• WHAT NEEDS TO BE DONE
Output every entry exactly as written, but omit the pictures.

• INFORMATION PROVIDED
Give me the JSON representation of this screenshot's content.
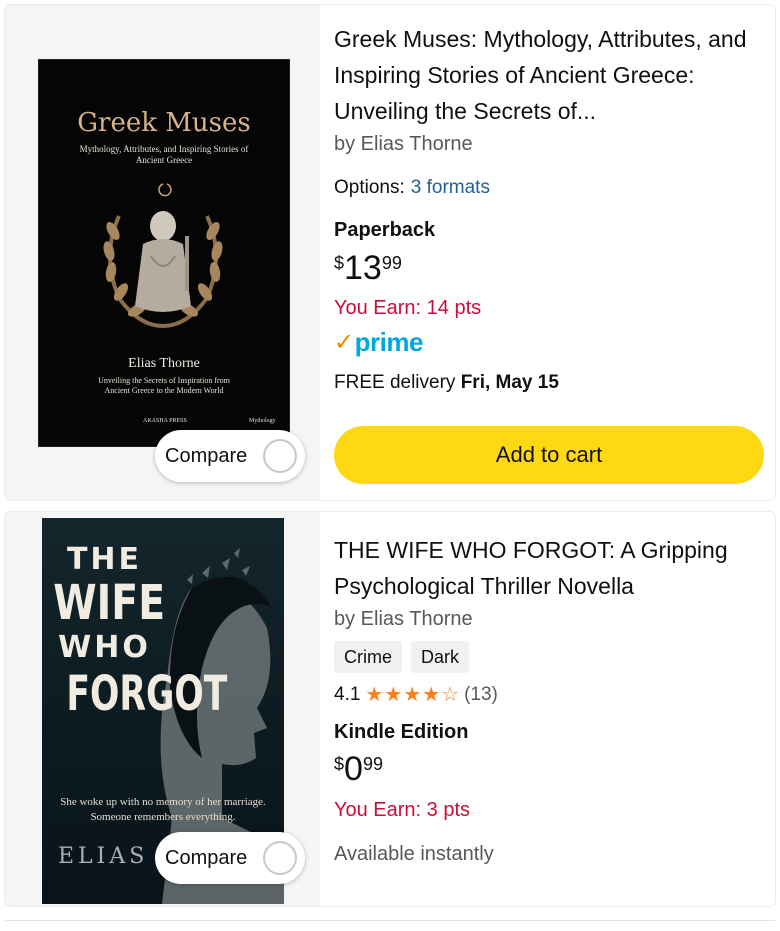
{
  "compare_label": "Compare",
  "products": [
    {
      "title": "Greek Muses: Mythology, Attributes, and Inspiring Stories of Ancient Greece: Unveiling the Secrets of...",
      "author": "by Elias Thorne",
      "options_label": "Options:",
      "options_link": "3 formats",
      "format": "Paperback",
      "price_currency": "$",
      "price_whole": "13",
      "price_fraction": "99",
      "earn": "You Earn: 14 pts",
      "prime_label": "prime",
      "delivery_prefix": "FREE delivery",
      "delivery_date": "Fri, May 15",
      "add_to_cart": "Add to cart",
      "cover": {
        "title": "Greek Muses",
        "subtitle": "Mythology, Attributes, and Inspiring Stories of Ancient Greece",
        "author": "Elias Thorne",
        "tagline": "Unveiling the Secrets of Inspiration from Ancient Greece to the Modern World",
        "publisher": "AKASHA PRESS",
        "category": "Mythology"
      }
    },
    {
      "title": "THE WIFE WHO FORGOT: A Gripping Psychological Thriller Novella",
      "author": "by Elias Thorne",
      "tags": [
        "Crime",
        "Dark"
      ],
      "rating_value": "4.1",
      "rating_stars": 4.1,
      "rating_count": "(13)",
      "format": "Kindle Edition",
      "price_currency": "$",
      "price_whole": "0",
      "price_fraction": "99",
      "earn": "You Earn: 3 pts",
      "availability": "Available instantly",
      "cover": {
        "line1": "THE",
        "line2": "WIFE",
        "line3": "WHO",
        "line4": "FORGOT",
        "blurb1": "She woke up with no memory of her marriage.",
        "blurb2": "Someone remembers everything.",
        "author": "ELIAS T"
      }
    }
  ],
  "colors": {
    "add_to_cart": "#ffd814",
    "earn_red": "#cc0c39",
    "link_blue": "#1f5f99",
    "prime_blue": "#00a8e1",
    "prime_check": "#f08804",
    "star_orange": "#f5821f"
  }
}
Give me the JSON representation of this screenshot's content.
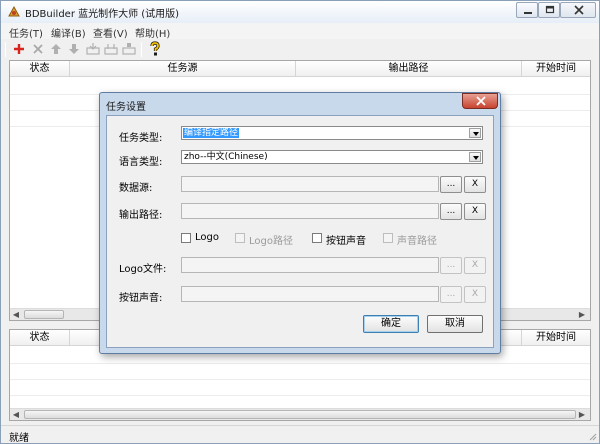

• SOLUTION TO THIS PROBLEM
Give me the JSON representation of this screenshot's content.
{
  "compare_label": "Compare",
  "products": [
    {
      "title": "Greek Muses: Mythology, Attributes, and Inspiring Stories of Ancient Greece: Unveiling the Secrets of...",
      "author": "by Elias Thorne",
      "options_label": "Options:",
      "options_link": "3 formats",
      "format": "Paperback",
      "price_currency": "$",
      "price_whole": "13",
      "price_fraction": "99",
      "earn": "You Earn: 14 pts",
      "prime_label": "prime",
      "delivery_prefix": "FREE delivery",
      "delivery_date": "Fri, May 15",
      "add_to_cart": "Add to cart",
      "cover": {
        "title": "Greek Muses",
        "subtitle": "Mythology, Attributes, and Inspiring Stories of Ancient Greece",
        "author": "Elias Thorne",
        "tagline": "Unveiling the Secrets of Inspiration from Ancient Greece to the Modern World",
        "publisher": "AKASHA PRESS",
        "category": "Mythology"
      }
    },
    {
      "title": "THE WIFE WHO FORGOT: A Gripping Psychological Thriller Novella",
      "author": "by Elias Thorne",
      "tags": [
        "Crime",
        "Dark"
      ],
      "rating_value": "4.1",
      "rating_stars": 4.1,
      "rating_count": "(13)",
      "format": "Kindle Edition",
      "price_currency": "$",
      "price_whole": "0",
      "price_fraction": "99",
      "earn": "You Earn: 3 pts",
      "availability": "Available instantly",
      "cover": {
        "line1": "THE",
        "line2": "WIFE",
        "line3": "WHO",
        "line4": "FORGOT",
        "blurb1": "She woke up with no memory of her marriage.",
        "blurb2": "Someone remembers everything.",
        "author": "ELIAS T"
      }
    }
  ],
  "colors": {
    "add_to_cart": "#ffd814",
    "earn_red": "#cc0c39",
    "link_blue": "#1f5f99",
    "prime_blue": "#00a8e1",
    "prime_check": "#f08804",
    "star_orange": "#f5821f"
  }
}
Give me the JSON representation of this screenshot's content.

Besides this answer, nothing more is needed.